> Written problem
Reproduce each line of the listing exactly.

> Available data
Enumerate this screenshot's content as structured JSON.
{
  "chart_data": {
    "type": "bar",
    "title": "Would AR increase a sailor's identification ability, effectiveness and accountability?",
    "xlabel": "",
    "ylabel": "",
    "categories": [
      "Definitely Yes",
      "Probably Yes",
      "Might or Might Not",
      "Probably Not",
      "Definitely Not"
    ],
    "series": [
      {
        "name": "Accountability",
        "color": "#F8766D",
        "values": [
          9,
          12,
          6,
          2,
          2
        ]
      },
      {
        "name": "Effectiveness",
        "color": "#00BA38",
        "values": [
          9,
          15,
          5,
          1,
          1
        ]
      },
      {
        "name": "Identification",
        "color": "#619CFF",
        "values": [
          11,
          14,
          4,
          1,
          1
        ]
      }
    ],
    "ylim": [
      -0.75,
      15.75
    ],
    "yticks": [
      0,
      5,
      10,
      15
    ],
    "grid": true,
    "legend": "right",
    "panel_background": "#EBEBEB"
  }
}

> Task output
Enumerate this screenshot's content as structured JSON.
{
  "chart_data": {
    "type": "bar",
    "title": "Would AR increase a sailor's identification ability, effectiveness and accountability?",
    "xlabel": "",
    "ylabel": "",
    "categories": [
      "Definitely Yes",
      "Probably Yes",
      "Might or Might Not",
      "Probably Not",
      "Definitely Not"
    ],
    "series": [
      {
        "name": "Accountability",
        "color": "#F8766D",
        "values": [
          9,
          12,
          6,
          2,
          2
        ]
      },
      {
        "name": "Effectiveness",
        "color": "#00BA38",
        "values": [
          9,
          15,
          5,
          1,
          1
        ]
      },
      {
        "name": "Identification",
        "color": "#619CFF",
        "values": [
          11,
          14,
          4,
          1,
          1
        ]
      }
    ],
    "ylim": [
      -0.75,
      15.75
    ],
    "yticks": [
      0,
      5,
      10,
      15
    ],
    "grid": true,
    "legend": "right",
    "panel_background": "#EBEBEB"
  }
}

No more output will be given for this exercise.